WRITTEN REQUEST |
State how many lines include "Находясь", giving the number by itself.

INPUT MATERIAL |
------------------------------------

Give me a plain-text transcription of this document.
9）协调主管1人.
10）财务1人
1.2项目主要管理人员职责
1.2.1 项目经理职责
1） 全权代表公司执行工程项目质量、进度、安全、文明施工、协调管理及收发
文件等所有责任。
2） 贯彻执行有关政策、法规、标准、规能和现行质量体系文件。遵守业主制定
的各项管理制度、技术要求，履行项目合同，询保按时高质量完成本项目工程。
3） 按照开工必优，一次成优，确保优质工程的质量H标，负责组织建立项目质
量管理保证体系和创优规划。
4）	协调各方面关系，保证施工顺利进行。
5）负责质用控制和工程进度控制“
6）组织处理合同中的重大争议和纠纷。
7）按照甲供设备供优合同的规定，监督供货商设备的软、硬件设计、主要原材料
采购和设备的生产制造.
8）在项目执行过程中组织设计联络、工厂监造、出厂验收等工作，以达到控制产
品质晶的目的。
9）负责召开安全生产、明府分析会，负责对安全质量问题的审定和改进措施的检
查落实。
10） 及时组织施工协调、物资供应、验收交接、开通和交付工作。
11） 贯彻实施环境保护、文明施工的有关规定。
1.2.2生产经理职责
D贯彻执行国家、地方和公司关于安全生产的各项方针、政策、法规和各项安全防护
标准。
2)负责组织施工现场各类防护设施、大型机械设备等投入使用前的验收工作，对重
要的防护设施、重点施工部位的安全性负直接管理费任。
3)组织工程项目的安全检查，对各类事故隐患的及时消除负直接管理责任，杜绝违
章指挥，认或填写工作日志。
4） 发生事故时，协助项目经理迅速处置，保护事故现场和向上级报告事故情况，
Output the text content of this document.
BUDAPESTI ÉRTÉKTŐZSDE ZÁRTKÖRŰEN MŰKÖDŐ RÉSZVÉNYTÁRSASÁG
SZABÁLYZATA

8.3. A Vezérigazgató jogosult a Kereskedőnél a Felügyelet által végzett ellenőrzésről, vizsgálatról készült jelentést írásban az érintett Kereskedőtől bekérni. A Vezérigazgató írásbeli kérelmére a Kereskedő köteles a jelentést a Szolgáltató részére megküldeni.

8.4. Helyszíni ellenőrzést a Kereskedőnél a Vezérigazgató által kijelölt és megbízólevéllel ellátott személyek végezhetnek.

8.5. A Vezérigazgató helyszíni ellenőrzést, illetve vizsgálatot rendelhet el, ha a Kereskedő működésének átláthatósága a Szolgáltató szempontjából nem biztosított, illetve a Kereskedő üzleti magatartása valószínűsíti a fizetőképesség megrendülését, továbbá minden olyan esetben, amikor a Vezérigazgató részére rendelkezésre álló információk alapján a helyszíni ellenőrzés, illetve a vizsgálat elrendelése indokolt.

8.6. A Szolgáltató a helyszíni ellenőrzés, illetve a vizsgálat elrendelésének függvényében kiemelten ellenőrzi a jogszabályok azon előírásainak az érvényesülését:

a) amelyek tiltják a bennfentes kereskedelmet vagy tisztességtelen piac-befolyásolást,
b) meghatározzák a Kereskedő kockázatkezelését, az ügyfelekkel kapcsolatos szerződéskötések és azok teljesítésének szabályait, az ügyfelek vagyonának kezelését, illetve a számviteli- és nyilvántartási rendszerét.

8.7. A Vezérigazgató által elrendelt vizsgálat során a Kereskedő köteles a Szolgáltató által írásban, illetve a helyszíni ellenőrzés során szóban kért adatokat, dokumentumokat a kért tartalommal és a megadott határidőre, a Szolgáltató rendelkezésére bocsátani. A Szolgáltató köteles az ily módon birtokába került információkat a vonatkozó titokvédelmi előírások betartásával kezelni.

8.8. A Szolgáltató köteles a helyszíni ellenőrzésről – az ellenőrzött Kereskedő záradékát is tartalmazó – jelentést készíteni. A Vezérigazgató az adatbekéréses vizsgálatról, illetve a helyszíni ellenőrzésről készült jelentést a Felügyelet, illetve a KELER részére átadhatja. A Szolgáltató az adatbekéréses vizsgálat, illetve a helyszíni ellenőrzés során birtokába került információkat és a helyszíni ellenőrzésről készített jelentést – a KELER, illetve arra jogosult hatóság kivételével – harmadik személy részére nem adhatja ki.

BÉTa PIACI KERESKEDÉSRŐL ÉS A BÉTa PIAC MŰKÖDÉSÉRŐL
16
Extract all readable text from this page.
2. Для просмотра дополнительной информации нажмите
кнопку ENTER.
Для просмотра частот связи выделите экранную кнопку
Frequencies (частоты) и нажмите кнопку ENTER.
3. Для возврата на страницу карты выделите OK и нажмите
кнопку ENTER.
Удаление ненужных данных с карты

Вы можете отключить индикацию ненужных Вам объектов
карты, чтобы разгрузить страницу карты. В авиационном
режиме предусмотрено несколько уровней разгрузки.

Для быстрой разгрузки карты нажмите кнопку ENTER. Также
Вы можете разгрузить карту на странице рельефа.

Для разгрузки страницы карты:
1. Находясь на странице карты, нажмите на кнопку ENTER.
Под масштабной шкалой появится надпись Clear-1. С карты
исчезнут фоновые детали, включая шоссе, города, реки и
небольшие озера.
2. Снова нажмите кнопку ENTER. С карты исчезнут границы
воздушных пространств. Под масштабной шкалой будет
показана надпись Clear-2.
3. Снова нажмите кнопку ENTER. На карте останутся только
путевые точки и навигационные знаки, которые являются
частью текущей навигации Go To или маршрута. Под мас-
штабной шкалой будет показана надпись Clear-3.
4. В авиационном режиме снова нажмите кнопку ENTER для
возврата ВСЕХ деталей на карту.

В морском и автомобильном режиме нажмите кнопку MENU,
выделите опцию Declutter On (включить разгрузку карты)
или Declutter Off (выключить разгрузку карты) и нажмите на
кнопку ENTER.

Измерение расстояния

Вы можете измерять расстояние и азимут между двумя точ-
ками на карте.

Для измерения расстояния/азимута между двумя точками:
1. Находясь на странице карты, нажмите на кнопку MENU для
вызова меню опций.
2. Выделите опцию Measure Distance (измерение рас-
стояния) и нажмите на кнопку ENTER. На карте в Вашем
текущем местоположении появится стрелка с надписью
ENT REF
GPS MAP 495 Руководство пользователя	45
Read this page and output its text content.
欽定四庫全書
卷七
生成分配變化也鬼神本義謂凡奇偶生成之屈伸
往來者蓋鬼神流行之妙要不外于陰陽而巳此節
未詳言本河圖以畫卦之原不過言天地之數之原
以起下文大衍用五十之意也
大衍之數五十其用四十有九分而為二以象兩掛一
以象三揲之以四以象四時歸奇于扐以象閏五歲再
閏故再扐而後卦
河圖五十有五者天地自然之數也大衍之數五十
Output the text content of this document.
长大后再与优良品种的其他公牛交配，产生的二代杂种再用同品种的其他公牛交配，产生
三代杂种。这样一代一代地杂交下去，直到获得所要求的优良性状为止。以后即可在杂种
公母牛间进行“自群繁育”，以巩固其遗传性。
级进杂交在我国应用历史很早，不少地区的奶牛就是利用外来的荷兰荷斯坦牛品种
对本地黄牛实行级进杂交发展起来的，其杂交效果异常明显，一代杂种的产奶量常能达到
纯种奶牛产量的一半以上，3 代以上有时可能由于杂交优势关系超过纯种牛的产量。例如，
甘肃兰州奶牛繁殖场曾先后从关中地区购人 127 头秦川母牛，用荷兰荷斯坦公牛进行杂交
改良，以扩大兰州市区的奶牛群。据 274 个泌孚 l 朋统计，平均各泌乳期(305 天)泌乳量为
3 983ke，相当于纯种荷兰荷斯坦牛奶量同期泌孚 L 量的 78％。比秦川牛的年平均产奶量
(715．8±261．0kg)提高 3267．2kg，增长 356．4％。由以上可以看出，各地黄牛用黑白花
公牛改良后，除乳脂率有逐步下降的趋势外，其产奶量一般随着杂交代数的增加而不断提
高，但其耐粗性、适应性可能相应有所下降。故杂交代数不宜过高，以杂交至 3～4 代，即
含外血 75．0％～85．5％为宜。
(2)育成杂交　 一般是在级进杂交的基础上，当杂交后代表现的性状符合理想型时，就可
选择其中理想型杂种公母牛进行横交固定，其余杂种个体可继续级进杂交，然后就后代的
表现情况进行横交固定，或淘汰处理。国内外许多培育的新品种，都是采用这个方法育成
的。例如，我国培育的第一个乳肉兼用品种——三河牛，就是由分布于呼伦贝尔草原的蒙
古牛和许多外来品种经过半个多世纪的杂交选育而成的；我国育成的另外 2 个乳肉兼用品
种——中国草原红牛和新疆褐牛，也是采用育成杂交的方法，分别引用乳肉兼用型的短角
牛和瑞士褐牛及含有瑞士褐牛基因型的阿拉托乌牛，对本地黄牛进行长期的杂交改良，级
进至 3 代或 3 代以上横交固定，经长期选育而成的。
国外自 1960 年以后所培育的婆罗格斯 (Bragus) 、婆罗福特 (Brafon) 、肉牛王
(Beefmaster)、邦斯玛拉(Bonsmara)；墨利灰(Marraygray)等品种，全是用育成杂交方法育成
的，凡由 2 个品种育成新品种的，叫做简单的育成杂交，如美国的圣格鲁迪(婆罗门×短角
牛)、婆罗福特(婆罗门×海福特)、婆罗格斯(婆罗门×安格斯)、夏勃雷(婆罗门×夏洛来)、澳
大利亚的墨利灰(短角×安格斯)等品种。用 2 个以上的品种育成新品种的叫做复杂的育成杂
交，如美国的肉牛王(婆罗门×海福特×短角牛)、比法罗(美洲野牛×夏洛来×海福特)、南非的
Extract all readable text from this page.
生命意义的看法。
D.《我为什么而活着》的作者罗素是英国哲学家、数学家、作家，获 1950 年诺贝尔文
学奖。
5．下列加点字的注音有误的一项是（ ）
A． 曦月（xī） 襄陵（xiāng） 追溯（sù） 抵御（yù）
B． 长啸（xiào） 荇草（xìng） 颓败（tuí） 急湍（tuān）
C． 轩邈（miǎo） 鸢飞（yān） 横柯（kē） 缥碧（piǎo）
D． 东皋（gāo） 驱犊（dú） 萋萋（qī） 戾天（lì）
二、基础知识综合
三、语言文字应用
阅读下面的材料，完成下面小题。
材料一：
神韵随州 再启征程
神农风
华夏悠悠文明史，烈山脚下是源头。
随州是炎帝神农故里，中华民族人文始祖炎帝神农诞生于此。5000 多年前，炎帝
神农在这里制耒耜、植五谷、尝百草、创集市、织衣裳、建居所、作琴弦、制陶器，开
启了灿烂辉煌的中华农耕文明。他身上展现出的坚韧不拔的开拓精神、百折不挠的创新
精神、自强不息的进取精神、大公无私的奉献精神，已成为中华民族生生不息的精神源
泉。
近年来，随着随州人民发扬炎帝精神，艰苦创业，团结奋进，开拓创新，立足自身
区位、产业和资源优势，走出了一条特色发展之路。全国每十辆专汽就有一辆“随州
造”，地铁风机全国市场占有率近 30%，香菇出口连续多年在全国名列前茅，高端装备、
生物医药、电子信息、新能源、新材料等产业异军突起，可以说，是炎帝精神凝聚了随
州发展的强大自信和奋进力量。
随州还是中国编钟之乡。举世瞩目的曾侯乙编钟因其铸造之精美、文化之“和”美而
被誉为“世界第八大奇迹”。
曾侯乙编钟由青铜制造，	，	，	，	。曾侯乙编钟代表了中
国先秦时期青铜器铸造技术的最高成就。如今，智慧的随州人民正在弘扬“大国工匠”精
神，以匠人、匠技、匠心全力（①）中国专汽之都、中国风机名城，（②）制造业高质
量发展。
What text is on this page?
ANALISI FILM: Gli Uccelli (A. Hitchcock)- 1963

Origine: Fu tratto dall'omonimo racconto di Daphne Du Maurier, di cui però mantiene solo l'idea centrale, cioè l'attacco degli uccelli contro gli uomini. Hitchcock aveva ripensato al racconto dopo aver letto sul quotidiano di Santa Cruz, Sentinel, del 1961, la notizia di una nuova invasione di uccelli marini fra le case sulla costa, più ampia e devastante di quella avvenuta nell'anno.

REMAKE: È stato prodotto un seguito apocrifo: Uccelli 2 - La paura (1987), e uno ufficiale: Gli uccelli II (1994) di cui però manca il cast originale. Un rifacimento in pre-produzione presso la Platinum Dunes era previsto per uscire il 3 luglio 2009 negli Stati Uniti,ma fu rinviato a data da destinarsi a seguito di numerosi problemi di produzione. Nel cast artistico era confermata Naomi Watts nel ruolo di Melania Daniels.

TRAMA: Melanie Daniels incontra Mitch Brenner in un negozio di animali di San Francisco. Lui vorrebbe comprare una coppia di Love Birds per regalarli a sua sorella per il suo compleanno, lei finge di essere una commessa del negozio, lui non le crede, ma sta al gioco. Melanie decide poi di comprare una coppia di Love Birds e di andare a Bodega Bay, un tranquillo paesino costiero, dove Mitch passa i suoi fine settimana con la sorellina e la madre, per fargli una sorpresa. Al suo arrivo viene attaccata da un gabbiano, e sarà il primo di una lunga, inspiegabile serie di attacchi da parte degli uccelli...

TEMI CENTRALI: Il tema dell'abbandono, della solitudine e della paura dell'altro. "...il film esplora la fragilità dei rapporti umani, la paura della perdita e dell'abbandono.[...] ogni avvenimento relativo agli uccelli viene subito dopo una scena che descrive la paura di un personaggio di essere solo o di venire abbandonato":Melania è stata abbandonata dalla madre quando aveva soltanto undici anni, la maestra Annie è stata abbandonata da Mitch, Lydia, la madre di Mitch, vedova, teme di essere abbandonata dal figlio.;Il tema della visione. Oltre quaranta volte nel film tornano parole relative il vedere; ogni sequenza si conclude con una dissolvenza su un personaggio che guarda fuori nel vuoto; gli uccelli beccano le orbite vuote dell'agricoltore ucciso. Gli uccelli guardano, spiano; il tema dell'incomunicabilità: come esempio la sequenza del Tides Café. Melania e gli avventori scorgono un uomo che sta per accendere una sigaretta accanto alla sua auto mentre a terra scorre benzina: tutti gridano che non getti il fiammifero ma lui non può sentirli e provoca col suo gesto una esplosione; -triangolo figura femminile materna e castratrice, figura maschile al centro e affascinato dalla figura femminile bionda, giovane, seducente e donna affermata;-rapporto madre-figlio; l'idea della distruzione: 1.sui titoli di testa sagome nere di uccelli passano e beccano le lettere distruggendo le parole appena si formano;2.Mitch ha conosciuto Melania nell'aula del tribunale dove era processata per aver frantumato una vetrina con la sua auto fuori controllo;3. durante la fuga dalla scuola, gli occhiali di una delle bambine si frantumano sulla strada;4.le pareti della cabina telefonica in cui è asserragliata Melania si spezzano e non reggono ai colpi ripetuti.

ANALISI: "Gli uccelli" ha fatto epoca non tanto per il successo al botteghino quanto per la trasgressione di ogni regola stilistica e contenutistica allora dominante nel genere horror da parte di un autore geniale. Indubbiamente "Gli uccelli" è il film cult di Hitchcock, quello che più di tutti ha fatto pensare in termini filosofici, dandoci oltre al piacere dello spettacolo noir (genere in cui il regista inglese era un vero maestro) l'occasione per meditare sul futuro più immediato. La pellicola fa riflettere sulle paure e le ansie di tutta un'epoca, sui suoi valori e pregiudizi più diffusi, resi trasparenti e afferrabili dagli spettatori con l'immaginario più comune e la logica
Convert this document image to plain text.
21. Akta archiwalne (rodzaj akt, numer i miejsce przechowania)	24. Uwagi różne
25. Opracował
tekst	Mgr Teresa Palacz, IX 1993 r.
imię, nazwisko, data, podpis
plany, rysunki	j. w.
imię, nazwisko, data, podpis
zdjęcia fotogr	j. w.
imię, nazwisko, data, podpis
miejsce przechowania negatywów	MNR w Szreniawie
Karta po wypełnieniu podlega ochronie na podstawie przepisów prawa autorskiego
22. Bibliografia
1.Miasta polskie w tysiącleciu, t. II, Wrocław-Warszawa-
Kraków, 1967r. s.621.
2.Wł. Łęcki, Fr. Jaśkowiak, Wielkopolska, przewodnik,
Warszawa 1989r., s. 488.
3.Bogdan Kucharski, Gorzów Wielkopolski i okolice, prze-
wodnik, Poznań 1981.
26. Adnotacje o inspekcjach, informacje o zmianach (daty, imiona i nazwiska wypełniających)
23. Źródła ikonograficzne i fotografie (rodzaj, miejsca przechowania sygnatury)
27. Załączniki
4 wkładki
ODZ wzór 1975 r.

------------------------------------

FINAL RESULT |
2